--- Begin ---

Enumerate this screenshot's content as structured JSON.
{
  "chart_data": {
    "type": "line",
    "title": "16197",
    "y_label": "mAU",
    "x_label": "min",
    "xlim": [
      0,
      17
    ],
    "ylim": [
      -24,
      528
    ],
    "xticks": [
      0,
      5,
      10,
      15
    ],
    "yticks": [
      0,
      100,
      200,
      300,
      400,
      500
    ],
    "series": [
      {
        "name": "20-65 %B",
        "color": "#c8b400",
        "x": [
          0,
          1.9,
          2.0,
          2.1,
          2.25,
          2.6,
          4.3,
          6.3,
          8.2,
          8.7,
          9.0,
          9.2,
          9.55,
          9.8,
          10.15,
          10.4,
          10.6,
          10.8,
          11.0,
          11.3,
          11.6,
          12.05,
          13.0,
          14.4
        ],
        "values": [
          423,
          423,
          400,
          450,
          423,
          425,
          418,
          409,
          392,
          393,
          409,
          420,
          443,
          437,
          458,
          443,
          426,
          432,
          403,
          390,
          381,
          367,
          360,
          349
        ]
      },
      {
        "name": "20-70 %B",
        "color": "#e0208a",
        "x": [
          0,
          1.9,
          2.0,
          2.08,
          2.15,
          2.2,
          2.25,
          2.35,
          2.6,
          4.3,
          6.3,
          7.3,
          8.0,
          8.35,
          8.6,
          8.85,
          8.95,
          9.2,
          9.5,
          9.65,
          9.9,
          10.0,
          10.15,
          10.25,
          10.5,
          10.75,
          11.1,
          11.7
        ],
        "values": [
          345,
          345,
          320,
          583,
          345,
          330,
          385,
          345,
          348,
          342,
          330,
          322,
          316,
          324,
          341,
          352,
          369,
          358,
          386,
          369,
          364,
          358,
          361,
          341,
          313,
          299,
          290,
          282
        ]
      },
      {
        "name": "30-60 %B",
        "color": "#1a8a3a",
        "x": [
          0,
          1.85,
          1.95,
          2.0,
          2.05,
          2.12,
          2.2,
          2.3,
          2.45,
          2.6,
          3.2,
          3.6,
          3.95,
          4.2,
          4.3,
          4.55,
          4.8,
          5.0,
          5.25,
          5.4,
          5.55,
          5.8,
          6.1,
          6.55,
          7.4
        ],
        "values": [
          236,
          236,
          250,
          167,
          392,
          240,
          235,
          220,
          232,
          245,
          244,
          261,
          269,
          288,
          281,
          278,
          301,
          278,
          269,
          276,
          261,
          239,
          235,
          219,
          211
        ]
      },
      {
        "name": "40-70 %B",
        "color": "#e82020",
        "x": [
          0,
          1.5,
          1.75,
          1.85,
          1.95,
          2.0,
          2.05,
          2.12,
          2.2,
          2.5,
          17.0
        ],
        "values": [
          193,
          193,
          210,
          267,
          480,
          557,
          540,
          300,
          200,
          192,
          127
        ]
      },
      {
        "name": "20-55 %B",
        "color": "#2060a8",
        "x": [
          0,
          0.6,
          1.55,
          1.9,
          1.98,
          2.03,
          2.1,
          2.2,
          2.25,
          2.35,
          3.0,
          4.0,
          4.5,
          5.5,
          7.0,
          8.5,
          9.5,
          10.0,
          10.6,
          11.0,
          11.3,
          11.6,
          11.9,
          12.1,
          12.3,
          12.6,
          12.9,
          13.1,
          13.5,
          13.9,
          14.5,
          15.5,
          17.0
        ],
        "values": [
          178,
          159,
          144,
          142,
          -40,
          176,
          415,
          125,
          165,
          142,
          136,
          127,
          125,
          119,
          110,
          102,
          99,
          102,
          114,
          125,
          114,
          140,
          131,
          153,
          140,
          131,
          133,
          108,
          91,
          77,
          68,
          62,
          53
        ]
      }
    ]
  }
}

--- End ---

Take the listing above and set it down exactly.

Enumerate this screenshot's content as structured JSON.
{
  "chart_data": {
    "type": "line",
    "title": "16197",
    "y_label": "mAU",
    "x_label": "min",
    "xlim": [
      0,
      17
    ],
    "ylim": [
      -24,
      528
    ],
    "xticks": [
      0,
      5,
      10,
      15
    ],
    "yticks": [
      0,
      100,
      200,
      300,
      400,
      500
    ],
    "series": [
      {
        "name": "20-65 %B",
        "color": "#c8b400",
        "x": [
          0,
          1.9,
          2.0,
          2.1,
          2.25,
          2.6,
          4.3,
          6.3,
          8.2,
          8.7,
          9.0,
          9.2,
          9.55,
          9.8,
          10.15,
          10.4,
          10.6,
          10.8,
          11.0,
          11.3,
          11.6,
          12.05,
          13.0,
          14.4
        ],
        "values": [
          423,
          423,
          400,
          450,
          423,
          425,
          418,
          409,
          392,
          393,
          409,
          420,
          443,
          437,
          458,
          443,
          426,
          432,
          403,
          390,
          381,
          367,
          360,
          349
        ]
      },
      {
        "name": "20-70 %B",
        "color": "#e0208a",
        "x": [
          0,
          1.9,
          2.0,
          2.08,
          2.15,
          2.2,
          2.25,
          2.35,
          2.6,
          4.3,
          6.3,
          7.3,
          8.0,
          8.35,
          8.6,
          8.85,
          8.95,
          9.2,
          9.5,
          9.65,
          9.9,
          10.0,
          10.15,
          10.25,
          10.5,
          10.75,
          11.1,
          11.7
        ],
        "values": [
          345,
          345,
          320,
          583,
          345,
          330,
          385,
          345,
          348,
          342,
          330,
          322,
          316,
          324,
          341,
          352,
          369,
          358,
          386,
          369,
          364,
          358,
          361,
          341,
          313,
          299,
          290,
          282
        ]
      },
      {
        "name": "30-60 %B",
        "color": "#1a8a3a",
        "x": [
          0,
          1.85,
          1.95,
          2.0,
          2.05,
          2.12,
          2.2,
          2.3,
          2.45,
          2.6,
          3.2,
          3.6,
          3.95,
          4.2,
          4.3,
          4.55,
          4.8,
          5.0,
          5.25,
          5.4,
          5.55,
          5.8,
          6.1,
          6.55,
          7.4
        ],
        "values": [
          236,
          236,
          250,
          167,
          392,
          240,
          235,
          220,
          232,
          245,
          244,
          261,
          269,
          288,
          281,
          278,
          301,
          278,
          269,
          276,
          261,
          239,
          235,
          219,
          211
        ]
      },
      {
        "name": "40-70 %B",
        "color": "#e82020",
        "x": [
          0,
          1.5,
          1.75,
          1.85,
          1.95,
          2.0,
          2.05,
          2.12,
          2.2,
          2.5,
          17.0
        ],
        "values": [
          193,
          193,
          210,
          267,
          480,
          557,
          540,
          300,
          200,
          192,
          127
        ]
      },
      {
        "name": "20-55 %B",
        "color": "#2060a8",
        "x": [
          0,
          0.6,
          1.55,
          1.9,
          1.98,
          2.03,
          2.1,
          2.2,
          2.25,
          2.35,
          3.0,
          4.0,
          4.5,
          5.5,
          7.0,
          8.5,
          9.5,
          10.0,
          10.6,
          11.0,
          11.3,
          11.6,
          11.9,
          12.1,
          12.3,
          12.6,
          12.9,
          13.1,
          13.5,
          13.9,
          14.5,
          15.5,
          17.0
        ],
        "values": [
          178,
          159,
          144,
          142,
          -40,
          176,
          415,
          125,
          165,
          142,
          136,
          127,
          125,
          119,
          110,
          102,
          99,
          102,
          114,
          125,
          114,
          140,
          131,
          153,
          140,
          131,
          133,
          108,
          91,
          77,
          68,
          62,
          53
        ]
      }
    ]
  }
}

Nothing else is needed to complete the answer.